---- Text segment

I was considering a proposal of an El Vibrato% (seal Roberto, get the El Vibrato crown, make the El Vibrato bridge) when I proposed Necromancy%, but decided against it because I just didn't have a run of it completed. El Vibrato% is potentially one of the more involved and interesting categories, and I'd be in favor of making the category once we have a run of it.
As for the Gold Tooth crown ending, I don't know if there's an especially interesting run there. It'd just be grinding against skeletons in the Daveyard for an hour or two and hoping for decent RNG before having a mostly standard Any% run.
I don't see a reason for anyone to need to redo any times. So long as a run was played on something that was, at some point, a legit version of the game and the run meets the requirements of the category, it should stand.
At most, we should maybe add a column that lists what patch a run was done on to help clue new people in to what's going on (like with the gap between top 3's sub-5 times (v1.03) and Punchy's 5:44 and Xypher's 6:02 (v1.00)).
Regarding moviemakernet's idea: the patch just came out. It is waaay too soon to be splitting up categories because of it. It changes the UI, sure, but it also adds controller support. We should see if we can save time in menu navigation by mixing controller and mouse movement.
Category suggestion: Necromancy%
Rules: Get the Necromancer's crown, build the bridge out of bones. Timer starts at class confirmation, ends at the Frisco movie theater.
Pros: -More consistent than Any% -Almost no RNG to worry about -Has better dramatic pacing than Any%. -Shows off the game a bit better -Skeletons are rad
Cons: -Is slower than Any% -has skeletons (very scary) -Can't be done in hard mode (hard hat eats the necromancer's crown)
I propose this category since a fast time in Any% is more dependent on random chance and luck, and restarting 600 times for a shot at a decent run isn't especially fun. I looked up a bunch of location dependencies and found that you can consistently guarantee just about every location you'll need to visit in getting a good Necromancy% run. The only piece of RNG is in finding the Perfessor's House, but that's weighted much more heavily in the pool once it's available than the Silversmith's Hut is.

--------

▸ Exercise description
List every pro the speedrun category discussion gives for Necromancy%. None of the data is needed.

---- Recorded information

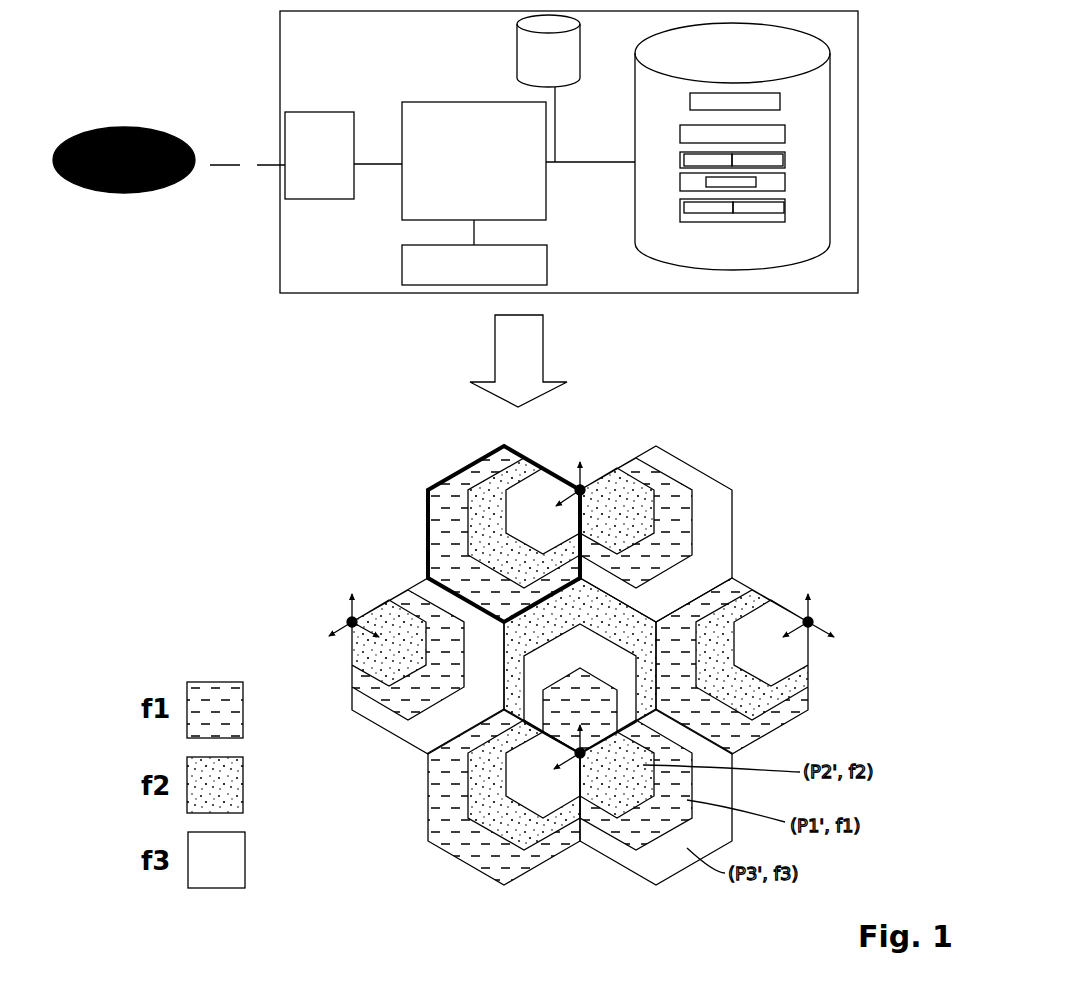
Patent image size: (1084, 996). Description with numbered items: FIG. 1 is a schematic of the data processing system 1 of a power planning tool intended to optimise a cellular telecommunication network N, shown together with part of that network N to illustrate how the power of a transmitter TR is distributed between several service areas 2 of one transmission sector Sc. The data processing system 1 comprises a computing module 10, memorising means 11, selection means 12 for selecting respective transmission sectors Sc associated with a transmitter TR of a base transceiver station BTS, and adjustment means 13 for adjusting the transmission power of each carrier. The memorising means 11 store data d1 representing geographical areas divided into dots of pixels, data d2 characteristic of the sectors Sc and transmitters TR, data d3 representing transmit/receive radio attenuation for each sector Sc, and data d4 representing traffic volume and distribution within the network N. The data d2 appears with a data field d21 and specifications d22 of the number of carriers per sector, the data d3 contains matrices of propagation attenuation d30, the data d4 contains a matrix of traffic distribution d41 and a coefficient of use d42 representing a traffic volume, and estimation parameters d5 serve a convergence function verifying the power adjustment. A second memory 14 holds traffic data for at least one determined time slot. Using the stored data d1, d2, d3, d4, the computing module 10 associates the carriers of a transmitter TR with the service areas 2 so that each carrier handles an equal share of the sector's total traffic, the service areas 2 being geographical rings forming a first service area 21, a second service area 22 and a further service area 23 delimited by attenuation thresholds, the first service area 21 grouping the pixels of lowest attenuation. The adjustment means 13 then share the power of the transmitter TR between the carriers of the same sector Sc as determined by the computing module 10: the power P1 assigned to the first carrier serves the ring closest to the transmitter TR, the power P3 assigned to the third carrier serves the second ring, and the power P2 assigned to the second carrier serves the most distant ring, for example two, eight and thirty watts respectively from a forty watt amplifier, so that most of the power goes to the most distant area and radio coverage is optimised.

--------

▸ Output of the task
- More consistent than Any%
- Almost no RNG to worry about
- Has better dramatic pacing than Any%
- Shows off the game a bit better
- Skeletons are rad